• **What the task requires**: Reproduce the material in full, exactly as written.

• **Data lines**:

>>>

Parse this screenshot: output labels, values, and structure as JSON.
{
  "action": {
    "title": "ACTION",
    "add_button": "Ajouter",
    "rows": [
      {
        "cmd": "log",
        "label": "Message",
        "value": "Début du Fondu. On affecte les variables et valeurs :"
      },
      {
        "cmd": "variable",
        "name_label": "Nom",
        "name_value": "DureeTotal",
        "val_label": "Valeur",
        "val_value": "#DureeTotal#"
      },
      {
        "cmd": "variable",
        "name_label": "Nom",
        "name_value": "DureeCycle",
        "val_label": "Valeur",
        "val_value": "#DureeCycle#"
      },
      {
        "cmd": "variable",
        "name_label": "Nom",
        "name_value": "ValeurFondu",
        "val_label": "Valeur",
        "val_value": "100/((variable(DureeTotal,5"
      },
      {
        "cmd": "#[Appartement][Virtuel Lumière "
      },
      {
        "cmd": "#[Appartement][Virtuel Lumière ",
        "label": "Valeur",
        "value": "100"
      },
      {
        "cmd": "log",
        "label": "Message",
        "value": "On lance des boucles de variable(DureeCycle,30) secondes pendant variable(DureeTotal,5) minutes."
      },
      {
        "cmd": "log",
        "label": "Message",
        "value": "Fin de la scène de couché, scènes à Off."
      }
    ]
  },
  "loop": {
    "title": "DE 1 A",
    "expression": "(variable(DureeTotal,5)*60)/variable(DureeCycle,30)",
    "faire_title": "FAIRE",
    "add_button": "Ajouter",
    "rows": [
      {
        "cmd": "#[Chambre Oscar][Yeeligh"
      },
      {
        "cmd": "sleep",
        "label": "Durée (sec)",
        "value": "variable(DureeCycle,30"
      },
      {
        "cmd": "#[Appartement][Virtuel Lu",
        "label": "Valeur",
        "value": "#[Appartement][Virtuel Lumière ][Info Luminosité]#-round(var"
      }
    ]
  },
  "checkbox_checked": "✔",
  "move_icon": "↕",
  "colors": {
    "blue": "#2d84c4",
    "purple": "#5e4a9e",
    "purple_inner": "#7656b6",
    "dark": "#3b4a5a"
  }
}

<<<

• **The response**:
Parse this screenshot: output labels, values, and structure as JSON.
{
  "action": {
    "title": "ACTION",
    "add_button": "Ajouter",
    "rows": [
      {
        "cmd": "log",
        "label": "Message",
        "value": "Début du Fondu. On affecte les variables et valeurs :"
      },
      {
        "cmd": "variable",
        "name_label": "Nom",
        "name_value": "DureeTotal",
        "val_label": "Valeur",
        "val_value": "#DureeTotal#"
      },
      {
        "cmd": "variable",
        "name_label": "Nom",
        "name_value": "DureeCycle",
        "val_label": "Valeur",
        "val_value": "#DureeCycle#"
      },
      {
        "cmd": "variable",
        "name_label": "Nom",
        "name_value": "ValeurFondu",
        "val_label": "Valeur",
        "val_value": "100/((variable(DureeTotal,5"
      },
      {
        "cmd": "#[Appartement][Virtuel Lumière "
      },
      {
        "cmd": "#[Appartement][Virtuel Lumière ",
        "label": "Valeur",
        "value": "100"
      },
      {
        "cmd": "log",
        "label": "Message",
        "value": "On lance des boucles de variable(DureeCycle,30) secondes pendant variable(DureeTotal,5) minutes."
      },
      {
        "cmd": "log",
        "label": "Message",
        "value": "Fin de la scène de couché, scènes à Off."
      }
    ]
  },
  "loop": {
    "title": "DE 1 A",
    "expression": "(variable(DureeTotal,5)*60)/variable(DureeCycle,30)",
    "faire_title": "FAIRE",
    "add_button": "Ajouter",
    "rows": [
      {
        "cmd": "#[Chambre Oscar][Yeeligh"
      },
      {
        "cmd": "sleep",
        "label": "Durée (sec)",
        "value": "variable(DureeCycle,30"
      },
      {
        "cmd": "#[Appartement][Virtuel Lu",
        "label": "Valeur",
        "value": "#[Appartement][Virtuel Lumière ][Info Luminosité]#-round(var"
      }
    ]
  },
  "checkbox_checked": "✔",
  "move_icon": "↕",
  "colors": {
    "blue": "#2d84c4",
    "purple": "#5e4a9e",
    "purple_inner": "#7656b6",
    "dark": "#3b4a5a"
  }
}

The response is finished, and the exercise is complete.